From the records, pick out and copy each line containing "JSON".
• • • •
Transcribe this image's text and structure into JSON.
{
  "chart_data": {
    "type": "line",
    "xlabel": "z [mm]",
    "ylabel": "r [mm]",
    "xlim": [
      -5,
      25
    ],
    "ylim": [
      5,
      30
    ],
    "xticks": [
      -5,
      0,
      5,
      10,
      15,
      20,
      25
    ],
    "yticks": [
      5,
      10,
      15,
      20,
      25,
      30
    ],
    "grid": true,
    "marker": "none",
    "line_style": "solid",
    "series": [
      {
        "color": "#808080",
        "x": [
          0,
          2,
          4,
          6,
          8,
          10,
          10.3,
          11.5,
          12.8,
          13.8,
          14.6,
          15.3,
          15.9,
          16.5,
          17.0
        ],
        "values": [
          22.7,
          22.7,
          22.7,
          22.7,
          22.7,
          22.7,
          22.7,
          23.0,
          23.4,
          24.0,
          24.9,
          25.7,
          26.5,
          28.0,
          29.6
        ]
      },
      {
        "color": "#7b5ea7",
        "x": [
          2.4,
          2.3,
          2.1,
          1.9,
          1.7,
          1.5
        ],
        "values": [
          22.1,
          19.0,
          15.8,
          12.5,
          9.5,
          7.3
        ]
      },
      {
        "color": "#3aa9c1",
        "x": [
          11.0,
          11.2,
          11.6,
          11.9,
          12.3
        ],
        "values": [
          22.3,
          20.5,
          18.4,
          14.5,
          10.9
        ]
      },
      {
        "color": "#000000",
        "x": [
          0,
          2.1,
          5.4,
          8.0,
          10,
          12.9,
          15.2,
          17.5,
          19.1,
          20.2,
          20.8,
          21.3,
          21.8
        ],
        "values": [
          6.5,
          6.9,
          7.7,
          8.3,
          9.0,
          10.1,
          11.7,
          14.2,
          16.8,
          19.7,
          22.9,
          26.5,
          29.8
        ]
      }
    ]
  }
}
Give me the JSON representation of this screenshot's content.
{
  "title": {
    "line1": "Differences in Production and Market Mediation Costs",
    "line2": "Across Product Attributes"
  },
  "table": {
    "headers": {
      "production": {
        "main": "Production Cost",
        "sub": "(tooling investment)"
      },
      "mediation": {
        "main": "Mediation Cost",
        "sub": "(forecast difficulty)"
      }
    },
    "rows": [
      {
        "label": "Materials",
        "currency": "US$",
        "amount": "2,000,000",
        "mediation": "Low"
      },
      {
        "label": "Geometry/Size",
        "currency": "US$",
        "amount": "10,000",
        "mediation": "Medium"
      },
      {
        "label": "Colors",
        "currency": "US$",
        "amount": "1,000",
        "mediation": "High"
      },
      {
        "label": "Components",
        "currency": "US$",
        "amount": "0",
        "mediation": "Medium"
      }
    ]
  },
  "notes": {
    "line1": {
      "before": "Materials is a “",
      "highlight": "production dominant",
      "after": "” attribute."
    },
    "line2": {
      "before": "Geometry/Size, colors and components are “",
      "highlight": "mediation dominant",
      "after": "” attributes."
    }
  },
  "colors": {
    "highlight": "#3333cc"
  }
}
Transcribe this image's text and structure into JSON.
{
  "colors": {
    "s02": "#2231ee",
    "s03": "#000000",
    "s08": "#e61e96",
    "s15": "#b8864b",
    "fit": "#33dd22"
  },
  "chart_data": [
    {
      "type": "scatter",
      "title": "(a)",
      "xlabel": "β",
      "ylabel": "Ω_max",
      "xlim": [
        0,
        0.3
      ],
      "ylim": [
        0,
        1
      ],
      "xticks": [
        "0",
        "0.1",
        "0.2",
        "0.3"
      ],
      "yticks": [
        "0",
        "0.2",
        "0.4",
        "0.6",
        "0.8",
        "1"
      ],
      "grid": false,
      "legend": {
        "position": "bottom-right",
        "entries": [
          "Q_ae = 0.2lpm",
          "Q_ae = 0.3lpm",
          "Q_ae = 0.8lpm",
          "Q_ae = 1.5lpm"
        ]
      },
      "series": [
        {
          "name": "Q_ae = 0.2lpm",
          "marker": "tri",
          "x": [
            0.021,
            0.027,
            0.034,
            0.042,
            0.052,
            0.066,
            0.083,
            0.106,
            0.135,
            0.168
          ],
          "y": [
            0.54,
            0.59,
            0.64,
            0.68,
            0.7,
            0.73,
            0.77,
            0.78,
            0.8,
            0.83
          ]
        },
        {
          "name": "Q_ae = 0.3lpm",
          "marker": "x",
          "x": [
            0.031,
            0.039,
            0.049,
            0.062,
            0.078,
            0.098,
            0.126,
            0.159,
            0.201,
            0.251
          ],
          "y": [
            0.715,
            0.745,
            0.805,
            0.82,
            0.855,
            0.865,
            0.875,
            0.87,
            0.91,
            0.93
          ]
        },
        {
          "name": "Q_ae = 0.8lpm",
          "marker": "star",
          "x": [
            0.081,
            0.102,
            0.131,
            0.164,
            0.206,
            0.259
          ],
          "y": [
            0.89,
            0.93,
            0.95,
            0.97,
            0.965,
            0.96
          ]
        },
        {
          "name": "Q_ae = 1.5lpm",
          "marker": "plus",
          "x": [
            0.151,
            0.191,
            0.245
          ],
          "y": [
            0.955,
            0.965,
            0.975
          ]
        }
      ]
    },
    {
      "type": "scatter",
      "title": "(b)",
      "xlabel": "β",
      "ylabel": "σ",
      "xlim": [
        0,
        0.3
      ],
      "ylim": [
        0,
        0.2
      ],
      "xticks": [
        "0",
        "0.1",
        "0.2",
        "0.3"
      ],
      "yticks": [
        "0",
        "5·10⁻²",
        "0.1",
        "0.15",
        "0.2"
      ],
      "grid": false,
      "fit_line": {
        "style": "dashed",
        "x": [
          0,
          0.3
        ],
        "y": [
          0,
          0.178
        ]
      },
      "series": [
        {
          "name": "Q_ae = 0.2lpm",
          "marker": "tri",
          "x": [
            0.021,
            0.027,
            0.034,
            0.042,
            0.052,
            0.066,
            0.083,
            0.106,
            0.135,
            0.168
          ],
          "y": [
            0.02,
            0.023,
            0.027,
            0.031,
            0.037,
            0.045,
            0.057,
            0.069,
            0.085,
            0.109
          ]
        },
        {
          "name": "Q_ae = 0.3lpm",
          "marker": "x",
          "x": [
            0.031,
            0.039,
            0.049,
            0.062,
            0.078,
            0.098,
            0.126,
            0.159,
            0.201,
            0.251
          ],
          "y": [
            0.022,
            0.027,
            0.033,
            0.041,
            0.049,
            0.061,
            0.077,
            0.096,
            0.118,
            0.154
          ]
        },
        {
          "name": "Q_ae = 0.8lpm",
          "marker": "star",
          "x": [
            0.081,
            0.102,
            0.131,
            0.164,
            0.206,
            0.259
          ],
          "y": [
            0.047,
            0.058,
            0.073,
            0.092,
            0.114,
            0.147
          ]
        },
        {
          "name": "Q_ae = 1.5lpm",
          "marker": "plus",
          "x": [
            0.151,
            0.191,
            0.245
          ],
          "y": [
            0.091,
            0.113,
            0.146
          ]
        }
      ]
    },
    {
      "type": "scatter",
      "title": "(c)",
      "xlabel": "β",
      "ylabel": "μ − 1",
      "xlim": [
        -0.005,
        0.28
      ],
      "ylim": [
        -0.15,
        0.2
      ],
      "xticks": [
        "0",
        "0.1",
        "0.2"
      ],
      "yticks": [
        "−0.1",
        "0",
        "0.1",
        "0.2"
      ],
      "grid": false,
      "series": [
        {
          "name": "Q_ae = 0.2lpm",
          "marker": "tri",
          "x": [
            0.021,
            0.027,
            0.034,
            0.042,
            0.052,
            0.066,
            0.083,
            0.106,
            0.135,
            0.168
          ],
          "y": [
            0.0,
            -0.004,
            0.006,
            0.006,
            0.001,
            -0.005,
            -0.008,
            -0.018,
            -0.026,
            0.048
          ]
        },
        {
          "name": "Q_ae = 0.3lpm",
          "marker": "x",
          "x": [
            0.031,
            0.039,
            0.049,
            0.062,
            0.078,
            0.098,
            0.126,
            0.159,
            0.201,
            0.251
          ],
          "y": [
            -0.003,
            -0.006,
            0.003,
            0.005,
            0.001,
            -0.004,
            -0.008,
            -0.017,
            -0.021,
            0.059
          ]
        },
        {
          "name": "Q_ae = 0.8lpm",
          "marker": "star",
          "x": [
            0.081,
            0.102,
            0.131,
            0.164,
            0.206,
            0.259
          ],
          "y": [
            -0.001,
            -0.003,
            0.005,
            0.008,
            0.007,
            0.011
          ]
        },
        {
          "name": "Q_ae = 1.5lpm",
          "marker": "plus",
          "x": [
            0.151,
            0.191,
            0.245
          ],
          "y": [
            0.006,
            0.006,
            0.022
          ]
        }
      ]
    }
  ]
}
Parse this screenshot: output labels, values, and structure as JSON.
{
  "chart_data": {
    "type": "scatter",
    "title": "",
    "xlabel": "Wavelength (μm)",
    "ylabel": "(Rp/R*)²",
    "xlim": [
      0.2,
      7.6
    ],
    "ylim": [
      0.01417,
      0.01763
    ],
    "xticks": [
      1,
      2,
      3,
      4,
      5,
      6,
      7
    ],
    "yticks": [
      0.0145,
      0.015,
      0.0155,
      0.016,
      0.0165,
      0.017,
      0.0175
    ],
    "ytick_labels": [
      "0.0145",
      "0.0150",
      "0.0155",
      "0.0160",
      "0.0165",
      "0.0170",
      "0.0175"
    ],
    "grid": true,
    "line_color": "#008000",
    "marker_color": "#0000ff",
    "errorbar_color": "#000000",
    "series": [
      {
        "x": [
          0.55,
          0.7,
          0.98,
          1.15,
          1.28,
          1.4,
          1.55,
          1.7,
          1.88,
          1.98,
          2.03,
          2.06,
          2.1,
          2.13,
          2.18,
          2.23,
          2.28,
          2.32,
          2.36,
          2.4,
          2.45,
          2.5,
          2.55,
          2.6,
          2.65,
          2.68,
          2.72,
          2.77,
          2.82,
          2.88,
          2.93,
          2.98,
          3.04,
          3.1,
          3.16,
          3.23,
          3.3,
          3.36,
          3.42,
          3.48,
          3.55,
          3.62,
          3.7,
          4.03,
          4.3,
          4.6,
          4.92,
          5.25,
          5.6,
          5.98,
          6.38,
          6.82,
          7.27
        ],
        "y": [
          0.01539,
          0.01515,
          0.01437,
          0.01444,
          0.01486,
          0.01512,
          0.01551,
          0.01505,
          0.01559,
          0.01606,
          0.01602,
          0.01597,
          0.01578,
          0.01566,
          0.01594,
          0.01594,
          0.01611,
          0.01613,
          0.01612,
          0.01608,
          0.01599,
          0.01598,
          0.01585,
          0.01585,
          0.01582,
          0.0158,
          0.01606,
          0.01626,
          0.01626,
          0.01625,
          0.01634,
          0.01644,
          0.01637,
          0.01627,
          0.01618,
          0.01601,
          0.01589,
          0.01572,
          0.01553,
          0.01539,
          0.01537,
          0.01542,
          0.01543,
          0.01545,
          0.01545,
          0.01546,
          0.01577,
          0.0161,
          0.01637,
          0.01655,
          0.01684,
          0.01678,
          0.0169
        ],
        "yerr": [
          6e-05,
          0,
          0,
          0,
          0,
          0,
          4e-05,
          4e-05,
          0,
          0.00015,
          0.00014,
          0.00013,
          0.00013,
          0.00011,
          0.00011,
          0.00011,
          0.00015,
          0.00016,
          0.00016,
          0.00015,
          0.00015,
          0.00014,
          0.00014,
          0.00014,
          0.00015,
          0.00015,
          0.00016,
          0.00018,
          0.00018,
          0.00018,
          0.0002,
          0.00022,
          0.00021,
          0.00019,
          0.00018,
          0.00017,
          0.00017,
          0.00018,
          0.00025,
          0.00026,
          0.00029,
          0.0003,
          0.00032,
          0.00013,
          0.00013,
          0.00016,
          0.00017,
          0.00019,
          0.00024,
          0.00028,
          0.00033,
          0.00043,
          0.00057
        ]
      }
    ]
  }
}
• • • •
Exercise solution ->
Transcribe this image's text and structure into JSON.
Give me the JSON representation of this screenshot's content.
Transcribe this image's text and structure into JSON.
Parse this screenshot: output labels, values, and structure as JSON.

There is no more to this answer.